▶ _Problem to solve_:
Can you repeat each of the following rows word for word, keeping every line unchanged?

Page element annotations:

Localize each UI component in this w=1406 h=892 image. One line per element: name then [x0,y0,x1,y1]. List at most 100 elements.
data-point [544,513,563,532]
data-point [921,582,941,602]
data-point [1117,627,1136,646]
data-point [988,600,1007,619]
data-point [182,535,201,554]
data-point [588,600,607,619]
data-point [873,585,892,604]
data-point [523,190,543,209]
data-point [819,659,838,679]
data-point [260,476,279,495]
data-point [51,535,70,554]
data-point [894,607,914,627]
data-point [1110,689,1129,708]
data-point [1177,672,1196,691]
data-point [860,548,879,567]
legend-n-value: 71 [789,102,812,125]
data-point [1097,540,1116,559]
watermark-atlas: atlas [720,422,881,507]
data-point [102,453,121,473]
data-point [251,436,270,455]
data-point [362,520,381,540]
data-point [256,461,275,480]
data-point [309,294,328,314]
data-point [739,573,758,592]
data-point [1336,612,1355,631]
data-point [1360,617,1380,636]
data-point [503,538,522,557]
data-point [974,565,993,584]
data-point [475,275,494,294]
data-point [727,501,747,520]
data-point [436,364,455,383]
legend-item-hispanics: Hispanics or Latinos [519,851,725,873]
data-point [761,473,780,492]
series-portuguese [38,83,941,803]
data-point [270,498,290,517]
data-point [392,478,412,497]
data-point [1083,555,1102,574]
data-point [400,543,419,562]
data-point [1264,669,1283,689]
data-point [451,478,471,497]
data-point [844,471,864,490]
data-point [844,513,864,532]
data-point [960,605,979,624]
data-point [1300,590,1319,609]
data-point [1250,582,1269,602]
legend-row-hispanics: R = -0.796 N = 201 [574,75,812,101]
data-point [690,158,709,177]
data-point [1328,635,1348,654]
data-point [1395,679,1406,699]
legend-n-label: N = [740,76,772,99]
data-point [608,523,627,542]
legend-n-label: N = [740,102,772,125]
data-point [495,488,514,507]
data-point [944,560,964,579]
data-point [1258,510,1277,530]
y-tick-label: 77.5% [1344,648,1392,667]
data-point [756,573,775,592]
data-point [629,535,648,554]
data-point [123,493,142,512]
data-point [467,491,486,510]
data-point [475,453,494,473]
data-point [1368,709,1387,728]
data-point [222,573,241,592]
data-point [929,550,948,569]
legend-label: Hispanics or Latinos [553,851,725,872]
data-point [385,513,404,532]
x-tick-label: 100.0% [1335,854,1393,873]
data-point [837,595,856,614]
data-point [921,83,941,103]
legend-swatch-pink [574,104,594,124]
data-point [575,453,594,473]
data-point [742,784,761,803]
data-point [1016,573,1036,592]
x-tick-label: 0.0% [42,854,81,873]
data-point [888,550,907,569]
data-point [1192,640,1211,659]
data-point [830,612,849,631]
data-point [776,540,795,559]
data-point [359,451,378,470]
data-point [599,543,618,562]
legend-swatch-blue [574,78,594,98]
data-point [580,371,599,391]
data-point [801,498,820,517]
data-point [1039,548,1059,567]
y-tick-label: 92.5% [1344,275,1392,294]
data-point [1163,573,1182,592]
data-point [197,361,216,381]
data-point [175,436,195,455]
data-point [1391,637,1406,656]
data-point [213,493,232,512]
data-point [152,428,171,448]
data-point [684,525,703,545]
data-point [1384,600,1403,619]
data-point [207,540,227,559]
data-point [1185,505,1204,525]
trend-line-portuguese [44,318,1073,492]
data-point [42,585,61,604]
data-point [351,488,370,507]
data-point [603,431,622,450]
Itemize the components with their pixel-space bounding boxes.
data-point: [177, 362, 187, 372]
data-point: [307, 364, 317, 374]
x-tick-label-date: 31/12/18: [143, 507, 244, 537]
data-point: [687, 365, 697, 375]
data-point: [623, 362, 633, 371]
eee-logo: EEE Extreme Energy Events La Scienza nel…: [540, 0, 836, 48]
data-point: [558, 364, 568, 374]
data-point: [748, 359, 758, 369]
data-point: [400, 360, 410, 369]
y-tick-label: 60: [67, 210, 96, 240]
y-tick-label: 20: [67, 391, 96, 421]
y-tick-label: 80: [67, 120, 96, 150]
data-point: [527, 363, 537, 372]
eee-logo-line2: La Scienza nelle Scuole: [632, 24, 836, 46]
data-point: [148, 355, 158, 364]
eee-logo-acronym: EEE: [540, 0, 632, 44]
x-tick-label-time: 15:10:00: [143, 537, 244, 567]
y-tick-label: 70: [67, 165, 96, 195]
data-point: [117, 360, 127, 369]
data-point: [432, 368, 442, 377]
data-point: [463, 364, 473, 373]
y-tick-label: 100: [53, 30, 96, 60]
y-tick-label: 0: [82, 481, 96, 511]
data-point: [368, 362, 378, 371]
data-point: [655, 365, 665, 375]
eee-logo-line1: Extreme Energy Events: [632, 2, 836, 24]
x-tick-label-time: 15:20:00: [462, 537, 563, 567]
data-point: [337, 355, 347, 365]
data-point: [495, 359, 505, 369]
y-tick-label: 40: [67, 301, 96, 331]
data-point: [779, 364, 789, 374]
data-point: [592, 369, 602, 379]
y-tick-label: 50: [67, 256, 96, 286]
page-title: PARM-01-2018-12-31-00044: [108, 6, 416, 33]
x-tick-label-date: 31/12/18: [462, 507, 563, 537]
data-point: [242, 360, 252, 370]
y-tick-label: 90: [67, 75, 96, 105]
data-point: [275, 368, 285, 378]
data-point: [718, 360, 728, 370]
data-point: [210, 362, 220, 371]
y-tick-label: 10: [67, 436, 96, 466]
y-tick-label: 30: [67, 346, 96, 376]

▶ _Completed task_:
Localize each UI component in this w=1406 h=892 image. One line per element: name then [x0,y0,x1,y1]. List at most 100 elements.
data-point [544,513,563,532]
data-point [921,582,941,602]
data-point [1117,627,1136,646]
data-point [988,600,1007,619]
data-point [182,535,201,554]
data-point [588,600,607,619]
data-point [873,585,892,604]
data-point [523,190,543,209]
data-point [819,659,838,679]
data-point [260,476,279,495]
data-point [51,535,70,554]
data-point [894,607,914,627]
data-point [1110,689,1129,708]
data-point [1177,672,1196,691]
data-point [860,548,879,567]
legend-n-value: 71 [789,102,812,125]
data-point [1097,540,1116,559]
watermark-atlas: atlas [720,422,881,507]
data-point [102,453,121,473]
data-point [251,436,270,455]
data-point [362,520,381,540]
data-point [256,461,275,480]
data-point [309,294,328,314]
data-point [739,573,758,592]
data-point [1336,612,1355,631]
data-point [1360,617,1380,636]
data-point [503,538,522,557]
data-point [974,565,993,584]
data-point [475,275,494,294]
data-point [727,501,747,520]
data-point [436,364,455,383]
legend-item-hispanics: Hispanics or Latinos [519,851,725,873]
data-point [761,473,780,492]
series-portuguese [38,83,941,803]
data-point [270,498,290,517]
data-point [392,478,412,497]
data-point [1083,555,1102,574]
data-point [400,543,419,562]
data-point [1264,669,1283,689]
data-point [451,478,471,497]
data-point [844,471,864,490]
data-point [844,513,864,532]
data-point [960,605,979,624]
data-point [1300,590,1319,609]
data-point [1250,582,1269,602]
legend-row-hispanics: R = -0.796 N = 201 [574,75,812,101]
data-point [690,158,709,177]
data-point [1328,635,1348,654]
data-point [1395,679,1406,699]
legend-n-label: N = [740,76,772,99]
data-point [608,523,627,542]
legend-n-label: N = [740,102,772,125]
data-point [495,488,514,507]
data-point [944,560,964,579]
data-point [1258,510,1277,530]
y-tick-label: 77.5% [1344,648,1392,667]
data-point [756,573,775,592]
data-point [629,535,648,554]
data-point [123,493,142,512]
data-point [467,491,486,510]
data-point [475,453,494,473]
data-point [1368,709,1387,728]
data-point [222,573,241,592]
data-point [929,550,948,569]
legend-label: Hispanics or Latinos [553,851,725,872]
data-point [385,513,404,532]
x-tick-label: 100.0% [1335,854,1393,873]
data-point [837,595,856,614]
data-point [921,83,941,103]
legend-swatch-pink [574,104,594,124]
data-point [575,453,594,473]
data-point [742,784,761,803]
data-point [1016,573,1036,592]
x-tick-label: 0.0% [42,854,81,873]
data-point [888,550,907,569]
data-point [1192,640,1211,659]
data-point [830,612,849,631]
data-point [776,540,795,559]
data-point [359,451,378,470]
data-point [599,543,618,562]
legend-swatch-blue [574,78,594,98]
data-point [580,371,599,391]
data-point [801,498,820,517]
data-point [1039,548,1059,567]
y-tick-label: 92.5% [1344,275,1392,294]
data-point [1163,573,1182,592]
data-point [197,361,216,381]
data-point [175,436,195,455]
data-point [1391,637,1406,656]
data-point [213,493,232,512]
data-point [152,428,171,448]
data-point [684,525,703,545]
data-point [1384,600,1403,619]
data-point [207,540,227,559]
data-point [1185,505,1204,525]
trend-line-portuguese [44,318,1073,492]
data-point [42,585,61,604]
data-point [351,488,370,507]
data-point [603,431,622,450]
Itemize the components with their pixel-space bounding boxes.
data-point: [177, 362, 187, 372]
data-point: [307, 364, 317, 374]
x-tick-label-date: 31/12/18: [143, 507, 244, 537]
data-point: [687, 365, 697, 375]
data-point: [623, 362, 633, 371]
eee-logo: EEE Extreme Energy Events La Scienza nel…: [540, 0, 836, 48]
data-point: [558, 364, 568, 374]
data-point: [748, 359, 758, 369]
data-point: [400, 360, 410, 369]
y-tick-label: 60: [67, 210, 96, 240]
y-tick-label: 20: [67, 391, 96, 421]
y-tick-label: 80: [67, 120, 96, 150]
data-point: [527, 363, 537, 372]
eee-logo-line2: La Scienza nelle Scuole: [632, 24, 836, 46]
data-point: [148, 355, 158, 364]
eee-logo-acronym: EEE: [540, 0, 632, 44]
x-tick-label-time: 15:10:00: [143, 537, 244, 567]
y-tick-label: 70: [67, 165, 96, 195]
data-point: [117, 360, 127, 369]
data-point: [432, 368, 442, 377]
data-point: [463, 364, 473, 373]
y-tick-label: 100: [53, 30, 96, 60]
y-tick-label: 0: [82, 481, 96, 511]
data-point: [368, 362, 378, 371]
data-point: [655, 365, 665, 375]
eee-logo-line1: Extreme Energy Events: [632, 2, 836, 24]
x-tick-label-time: 15:20:00: [462, 537, 563, 567]
data-point: [337, 355, 347, 365]
data-point: [495, 359, 505, 369]
y-tick-label: 40: [67, 301, 96, 331]
data-point: [779, 364, 789, 374]
data-point: [592, 369, 602, 379]
y-tick-label: 50: [67, 256, 96, 286]
page-title: PARM-01-2018-12-31-00044: [108, 6, 416, 33]
x-tick-label-date: 31/12/18: [462, 507, 563, 537]
data-point: [242, 360, 252, 370]
y-tick-label: 90: [67, 75, 96, 105]
data-point: [275, 368, 285, 378]
data-point: [718, 360, 728, 370]
data-point: [210, 362, 220, 371]
y-tick-label: 10: [67, 436, 96, 466]
y-tick-label: 30: [67, 346, 96, 376]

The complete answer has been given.